→ Given problem: Your task is to copy every record exactly.

→ Record set:

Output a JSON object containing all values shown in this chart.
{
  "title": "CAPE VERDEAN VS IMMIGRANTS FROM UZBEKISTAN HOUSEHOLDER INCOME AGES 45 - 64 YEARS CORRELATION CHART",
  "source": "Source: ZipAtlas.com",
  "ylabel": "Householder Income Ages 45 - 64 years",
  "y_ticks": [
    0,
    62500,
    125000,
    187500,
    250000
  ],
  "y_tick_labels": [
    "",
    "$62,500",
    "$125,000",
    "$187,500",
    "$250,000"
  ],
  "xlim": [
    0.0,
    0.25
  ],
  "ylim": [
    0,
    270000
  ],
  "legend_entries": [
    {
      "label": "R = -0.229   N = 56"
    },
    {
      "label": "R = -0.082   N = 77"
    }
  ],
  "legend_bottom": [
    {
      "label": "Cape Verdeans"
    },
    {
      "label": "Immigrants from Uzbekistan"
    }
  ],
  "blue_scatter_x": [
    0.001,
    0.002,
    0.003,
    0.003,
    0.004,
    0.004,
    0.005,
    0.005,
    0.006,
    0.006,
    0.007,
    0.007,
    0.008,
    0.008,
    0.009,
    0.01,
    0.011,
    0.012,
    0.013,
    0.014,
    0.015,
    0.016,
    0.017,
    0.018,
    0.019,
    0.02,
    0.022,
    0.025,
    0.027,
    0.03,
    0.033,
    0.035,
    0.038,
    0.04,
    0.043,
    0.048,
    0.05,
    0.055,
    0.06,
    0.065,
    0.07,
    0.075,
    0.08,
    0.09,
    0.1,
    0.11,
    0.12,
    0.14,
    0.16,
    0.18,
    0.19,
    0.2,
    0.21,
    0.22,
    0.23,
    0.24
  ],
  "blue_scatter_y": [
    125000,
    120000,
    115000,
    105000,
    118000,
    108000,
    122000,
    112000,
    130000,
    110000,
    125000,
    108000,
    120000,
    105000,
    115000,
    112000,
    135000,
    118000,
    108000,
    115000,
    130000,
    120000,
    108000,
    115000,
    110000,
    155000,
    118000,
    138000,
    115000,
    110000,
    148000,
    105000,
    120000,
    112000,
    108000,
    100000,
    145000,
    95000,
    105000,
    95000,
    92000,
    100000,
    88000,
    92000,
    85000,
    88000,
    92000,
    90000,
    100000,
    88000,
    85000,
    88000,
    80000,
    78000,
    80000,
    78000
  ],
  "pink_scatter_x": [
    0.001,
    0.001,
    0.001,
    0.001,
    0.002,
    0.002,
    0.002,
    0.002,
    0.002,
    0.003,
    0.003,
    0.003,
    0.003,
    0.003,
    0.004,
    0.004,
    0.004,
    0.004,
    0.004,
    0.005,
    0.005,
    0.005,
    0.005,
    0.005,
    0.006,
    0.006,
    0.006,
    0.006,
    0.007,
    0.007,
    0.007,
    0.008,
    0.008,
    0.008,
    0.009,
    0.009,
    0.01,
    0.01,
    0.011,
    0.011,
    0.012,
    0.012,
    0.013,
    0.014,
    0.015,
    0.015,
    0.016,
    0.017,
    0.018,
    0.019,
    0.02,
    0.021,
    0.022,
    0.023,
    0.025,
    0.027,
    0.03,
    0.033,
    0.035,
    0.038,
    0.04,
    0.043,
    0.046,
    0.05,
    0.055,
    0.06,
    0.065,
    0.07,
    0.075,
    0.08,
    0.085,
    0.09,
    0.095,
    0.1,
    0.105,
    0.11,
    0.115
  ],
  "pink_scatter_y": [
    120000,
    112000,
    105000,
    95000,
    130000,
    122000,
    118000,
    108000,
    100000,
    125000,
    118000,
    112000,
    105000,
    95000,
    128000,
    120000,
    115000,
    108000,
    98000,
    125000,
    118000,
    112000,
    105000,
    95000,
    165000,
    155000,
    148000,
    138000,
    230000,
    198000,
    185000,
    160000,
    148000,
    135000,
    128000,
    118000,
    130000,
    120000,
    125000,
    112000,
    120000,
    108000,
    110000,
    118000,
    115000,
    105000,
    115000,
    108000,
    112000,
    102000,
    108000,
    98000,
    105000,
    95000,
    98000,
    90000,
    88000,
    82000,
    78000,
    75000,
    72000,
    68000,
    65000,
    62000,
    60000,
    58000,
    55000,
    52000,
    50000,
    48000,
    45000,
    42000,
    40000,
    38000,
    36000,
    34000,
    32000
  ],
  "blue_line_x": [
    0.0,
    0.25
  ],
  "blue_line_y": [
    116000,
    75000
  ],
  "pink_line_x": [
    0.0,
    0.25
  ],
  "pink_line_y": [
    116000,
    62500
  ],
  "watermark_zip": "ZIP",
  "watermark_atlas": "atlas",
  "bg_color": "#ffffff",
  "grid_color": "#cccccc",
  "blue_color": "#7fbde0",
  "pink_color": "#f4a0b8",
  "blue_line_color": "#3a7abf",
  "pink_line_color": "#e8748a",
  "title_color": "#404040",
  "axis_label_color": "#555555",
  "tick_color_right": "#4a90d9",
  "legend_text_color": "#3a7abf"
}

→ Final result:
Output a JSON object containing all values shown in this chart.
{
  "title": "CAPE VERDEAN VS IMMIGRANTS FROM UZBEKISTAN HOUSEHOLDER INCOME AGES 45 - 64 YEARS CORRELATION CHART",
  "source": "Source: ZipAtlas.com",
  "ylabel": "Householder Income Ages 45 - 64 years",
  "y_ticks": [
    0,
    62500,
    125000,
    187500,
    250000
  ],
  "y_tick_labels": [
    "",
    "$62,500",
    "$125,000",
    "$187,500",
    "$250,000"
  ],
  "xlim": [
    0.0,
    0.25
  ],
  "ylim": [
    0,
    270000
  ],
  "legend_entries": [
    {
      "label": "R = -0.229   N = 56"
    },
    {
      "label": "R = -0.082   N = 77"
    }
  ],
  "legend_bottom": [
    {
      "label": "Cape Verdeans"
    },
    {
      "label": "Immigrants from Uzbekistan"
    }
  ],
  "blue_scatter_x": [
    0.001,
    0.002,
    0.003,
    0.003,
    0.004,
    0.004,
    0.005,
    0.005,
    0.006,
    0.006,
    0.007,
    0.007,
    0.008,
    0.008,
    0.009,
    0.01,
    0.011,
    0.012,
    0.013,
    0.014,
    0.015,
    0.016,
    0.017,
    0.018,
    0.019,
    0.02,
    0.022,
    0.025,
    0.027,
    0.03,
    0.033,
    0.035,
    0.038,
    0.04,
    0.043,
    0.048,
    0.05,
    0.055,
    0.06,
    0.065,
    0.07,
    0.075,
    0.08,
    0.09,
    0.1,
    0.11,
    0.12,
    0.14,
    0.16,
    0.18,
    0.19,
    0.2,
    0.21,
    0.22,
    0.23,
    0.24
  ],
  "blue_scatter_y": [
    125000,
    120000,
    115000,
    105000,
    118000,
    108000,
    122000,
    112000,
    130000,
    110000,
    125000,
    108000,
    120000,
    105000,
    115000,
    112000,
    135000,
    118000,
    108000,
    115000,
    130000,
    120000,
    108000,
    115000,
    110000,
    155000,
    118000,
    138000,
    115000,
    110000,
    148000,
    105000,
    120000,
    112000,
    108000,
    100000,
    145000,
    95000,
    105000,
    95000,
    92000,
    100000,
    88000,
    92000,
    85000,
    88000,
    92000,
    90000,
    100000,
    88000,
    85000,
    88000,
    80000,
    78000,
    80000,
    78000
  ],
  "pink_scatter_x": [
    0.001,
    0.001,
    0.001,
    0.001,
    0.002,
    0.002,
    0.002,
    0.002,
    0.002,
    0.003,
    0.003,
    0.003,
    0.003,
    0.003,
    0.004,
    0.004,
    0.004,
    0.004,
    0.004,
    0.005,
    0.005,
    0.005,
    0.005,
    0.005,
    0.006,
    0.006,
    0.006,
    0.006,
    0.007,
    0.007,
    0.007,
    0.008,
    0.008,
    0.008,
    0.009,
    0.009,
    0.01,
    0.01,
    0.011,
    0.011,
    0.012,
    0.012,
    0.013,
    0.014,
    0.015,
    0.015,
    0.016,
    0.017,
    0.018,
    0.019,
    0.02,
    0.021,
    0.022,
    0.023,
    0.025,
    0.027,
    0.03,
    0.033,
    0.035,
    0.038,
    0.04,
    0.043,
    0.046,
    0.05,
    0.055,
    0.06,
    0.065,
    0.07,
    0.075,
    0.08,
    0.085,
    0.09,
    0.095,
    0.1,
    0.105,
    0.11,
    0.115
  ],
  "pink_scatter_y": [
    120000,
    112000,
    105000,
    95000,
    130000,
    122000,
    118000,
    108000,
    100000,
    125000,
    118000,
    112000,
    105000,
    95000,
    128000,
    120000,
    115000,
    108000,
    98000,
    125000,
    118000,
    112000,
    105000,
    95000,
    165000,
    155000,
    148000,
    138000,
    230000,
    198000,
    185000,
    160000,
    148000,
    135000,
    128000,
    118000,
    130000,
    120000,
    125000,
    112000,
    120000,
    108000,
    110000,
    118000,
    115000,
    105000,
    115000,
    108000,
    112000,
    102000,
    108000,
    98000,
    105000,
    95000,
    98000,
    90000,
    88000,
    82000,
    78000,
    75000,
    72000,
    68000,
    65000,
    62000,
    60000,
    58000,
    55000,
    52000,
    50000,
    48000,
    45000,
    42000,
    40000,
    38000,
    36000,
    34000,
    32000
  ],
  "blue_line_x": [
    0.0,
    0.25
  ],
  "blue_line_y": [
    116000,
    75000
  ],
  "pink_line_x": [
    0.0,
    0.25
  ],
  "pink_line_y": [
    116000,
    62500
  ],
  "watermark_zip": "ZIP",
  "watermark_atlas": "atlas",
  "bg_color": "#ffffff",
  "grid_color": "#cccccc",
  "blue_color": "#7fbde0",
  "pink_color": "#f4a0b8",
  "blue_line_color": "#3a7abf",
  "pink_line_color": "#e8748a",
  "title_color": "#404040",
  "axis_label_color": "#555555",
  "tick_color_right": "#4a90d9",
  "legend_text_color": "#3a7abf"
}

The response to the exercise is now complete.